#### Material for this exercise

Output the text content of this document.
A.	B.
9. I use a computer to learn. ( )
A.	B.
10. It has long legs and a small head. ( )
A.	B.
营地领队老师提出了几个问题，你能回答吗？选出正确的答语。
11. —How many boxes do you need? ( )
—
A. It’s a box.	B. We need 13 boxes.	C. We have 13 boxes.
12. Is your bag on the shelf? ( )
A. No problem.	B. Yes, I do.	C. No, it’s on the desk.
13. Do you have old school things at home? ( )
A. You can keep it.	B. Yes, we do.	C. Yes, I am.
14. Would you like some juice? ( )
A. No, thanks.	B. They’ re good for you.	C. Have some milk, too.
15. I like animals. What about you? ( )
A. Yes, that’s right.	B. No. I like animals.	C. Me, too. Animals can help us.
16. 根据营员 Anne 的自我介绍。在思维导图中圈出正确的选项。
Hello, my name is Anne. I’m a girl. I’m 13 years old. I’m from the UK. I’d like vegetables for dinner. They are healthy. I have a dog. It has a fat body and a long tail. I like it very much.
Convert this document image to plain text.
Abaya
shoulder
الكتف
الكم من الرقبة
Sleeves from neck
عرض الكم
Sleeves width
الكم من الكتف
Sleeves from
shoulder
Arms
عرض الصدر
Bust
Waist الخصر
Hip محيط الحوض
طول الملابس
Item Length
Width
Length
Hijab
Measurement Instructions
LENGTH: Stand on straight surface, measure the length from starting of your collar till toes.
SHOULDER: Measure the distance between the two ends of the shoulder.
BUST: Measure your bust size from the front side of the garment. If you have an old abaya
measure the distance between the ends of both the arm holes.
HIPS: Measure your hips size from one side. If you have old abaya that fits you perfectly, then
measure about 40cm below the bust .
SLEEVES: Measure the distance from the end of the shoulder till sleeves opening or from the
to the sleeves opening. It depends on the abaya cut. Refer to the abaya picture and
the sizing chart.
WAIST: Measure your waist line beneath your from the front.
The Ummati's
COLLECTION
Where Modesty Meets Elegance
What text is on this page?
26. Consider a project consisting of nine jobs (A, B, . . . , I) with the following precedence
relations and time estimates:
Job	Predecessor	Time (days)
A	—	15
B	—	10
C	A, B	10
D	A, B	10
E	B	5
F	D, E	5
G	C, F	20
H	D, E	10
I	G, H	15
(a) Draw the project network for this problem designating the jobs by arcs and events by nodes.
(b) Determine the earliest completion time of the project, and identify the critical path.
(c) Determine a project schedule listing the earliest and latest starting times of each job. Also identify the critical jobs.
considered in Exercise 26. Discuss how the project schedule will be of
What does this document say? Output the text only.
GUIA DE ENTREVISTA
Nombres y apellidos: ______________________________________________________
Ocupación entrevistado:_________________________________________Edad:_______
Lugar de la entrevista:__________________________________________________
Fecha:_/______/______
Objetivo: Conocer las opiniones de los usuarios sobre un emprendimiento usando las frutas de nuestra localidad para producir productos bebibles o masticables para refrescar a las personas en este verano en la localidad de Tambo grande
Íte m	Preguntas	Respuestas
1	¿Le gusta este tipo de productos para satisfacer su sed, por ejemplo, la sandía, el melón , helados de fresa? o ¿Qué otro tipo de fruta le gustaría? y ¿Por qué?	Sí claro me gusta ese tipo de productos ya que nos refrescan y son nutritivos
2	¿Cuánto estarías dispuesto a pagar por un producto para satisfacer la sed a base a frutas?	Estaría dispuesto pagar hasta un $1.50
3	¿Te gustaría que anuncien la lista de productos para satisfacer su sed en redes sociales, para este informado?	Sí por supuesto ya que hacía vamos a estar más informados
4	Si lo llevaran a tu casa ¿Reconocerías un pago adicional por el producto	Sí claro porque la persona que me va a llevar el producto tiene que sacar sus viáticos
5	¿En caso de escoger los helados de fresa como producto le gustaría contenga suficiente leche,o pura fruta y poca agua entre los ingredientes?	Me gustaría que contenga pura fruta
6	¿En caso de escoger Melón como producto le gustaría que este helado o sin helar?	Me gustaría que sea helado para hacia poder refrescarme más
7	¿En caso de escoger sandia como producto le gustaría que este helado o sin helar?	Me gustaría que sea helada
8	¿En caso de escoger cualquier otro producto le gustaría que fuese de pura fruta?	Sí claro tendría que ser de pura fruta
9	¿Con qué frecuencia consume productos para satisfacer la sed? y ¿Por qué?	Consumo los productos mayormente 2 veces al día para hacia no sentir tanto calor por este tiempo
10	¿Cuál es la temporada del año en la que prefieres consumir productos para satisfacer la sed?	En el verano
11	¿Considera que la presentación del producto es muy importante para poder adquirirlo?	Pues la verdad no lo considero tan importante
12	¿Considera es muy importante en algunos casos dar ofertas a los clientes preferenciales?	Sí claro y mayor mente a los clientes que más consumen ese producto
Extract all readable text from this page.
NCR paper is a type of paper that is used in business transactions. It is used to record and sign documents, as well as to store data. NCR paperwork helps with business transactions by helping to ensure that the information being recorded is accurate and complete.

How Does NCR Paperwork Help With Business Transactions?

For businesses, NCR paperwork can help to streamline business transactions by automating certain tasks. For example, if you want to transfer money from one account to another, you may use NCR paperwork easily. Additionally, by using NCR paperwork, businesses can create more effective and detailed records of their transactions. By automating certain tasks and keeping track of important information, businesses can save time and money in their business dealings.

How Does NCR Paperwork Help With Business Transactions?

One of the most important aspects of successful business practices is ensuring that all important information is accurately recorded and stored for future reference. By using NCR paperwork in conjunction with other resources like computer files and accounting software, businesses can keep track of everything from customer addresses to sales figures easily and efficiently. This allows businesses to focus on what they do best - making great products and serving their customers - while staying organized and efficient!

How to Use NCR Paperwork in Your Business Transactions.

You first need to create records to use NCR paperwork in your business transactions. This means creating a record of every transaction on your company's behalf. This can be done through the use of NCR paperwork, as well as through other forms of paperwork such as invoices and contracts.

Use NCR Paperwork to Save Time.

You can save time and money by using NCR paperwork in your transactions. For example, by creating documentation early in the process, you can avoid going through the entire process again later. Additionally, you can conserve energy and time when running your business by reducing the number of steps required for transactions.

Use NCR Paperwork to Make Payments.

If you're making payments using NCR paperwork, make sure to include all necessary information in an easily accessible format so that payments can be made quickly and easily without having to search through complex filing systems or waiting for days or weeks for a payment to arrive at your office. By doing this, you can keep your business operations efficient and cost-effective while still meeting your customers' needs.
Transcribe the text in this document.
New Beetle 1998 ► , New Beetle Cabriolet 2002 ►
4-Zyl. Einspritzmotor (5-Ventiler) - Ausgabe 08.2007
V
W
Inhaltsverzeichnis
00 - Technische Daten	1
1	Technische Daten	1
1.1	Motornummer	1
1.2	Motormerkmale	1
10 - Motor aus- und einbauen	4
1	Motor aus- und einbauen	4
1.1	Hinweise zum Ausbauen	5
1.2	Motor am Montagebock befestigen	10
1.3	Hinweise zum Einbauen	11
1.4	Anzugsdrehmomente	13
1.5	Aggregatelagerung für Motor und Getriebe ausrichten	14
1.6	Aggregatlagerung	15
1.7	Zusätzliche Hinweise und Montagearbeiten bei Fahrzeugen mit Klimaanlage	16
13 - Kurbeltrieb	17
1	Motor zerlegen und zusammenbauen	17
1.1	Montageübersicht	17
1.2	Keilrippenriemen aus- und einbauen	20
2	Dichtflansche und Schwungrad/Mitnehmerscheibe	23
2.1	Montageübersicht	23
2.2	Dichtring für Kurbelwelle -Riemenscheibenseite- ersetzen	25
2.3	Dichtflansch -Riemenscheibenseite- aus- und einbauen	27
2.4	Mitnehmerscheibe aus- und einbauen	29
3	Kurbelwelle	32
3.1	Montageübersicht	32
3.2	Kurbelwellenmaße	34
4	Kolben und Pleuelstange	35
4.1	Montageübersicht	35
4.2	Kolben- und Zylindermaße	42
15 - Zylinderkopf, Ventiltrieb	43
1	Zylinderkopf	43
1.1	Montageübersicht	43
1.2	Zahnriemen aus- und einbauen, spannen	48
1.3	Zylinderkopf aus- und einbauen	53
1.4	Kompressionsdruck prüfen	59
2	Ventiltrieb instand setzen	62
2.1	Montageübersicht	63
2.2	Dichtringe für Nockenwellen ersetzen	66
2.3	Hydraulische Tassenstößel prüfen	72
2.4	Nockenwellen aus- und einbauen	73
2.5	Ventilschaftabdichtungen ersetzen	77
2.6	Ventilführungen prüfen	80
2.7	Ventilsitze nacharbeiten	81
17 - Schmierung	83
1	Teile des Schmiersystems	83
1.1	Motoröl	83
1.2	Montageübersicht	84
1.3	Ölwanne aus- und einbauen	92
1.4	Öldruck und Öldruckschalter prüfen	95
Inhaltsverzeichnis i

########

Problem requirements:
List the lines of the records where "ersetzen" occurs.

Response:
2.2	Dichtring für Kurbelwelle -Riemenscheibenseite- ersetzen	25
2.2	Dichtringe für Nockenwellen ersetzen	66
2.5	Ventilschaftabdichtungen ersetzen	77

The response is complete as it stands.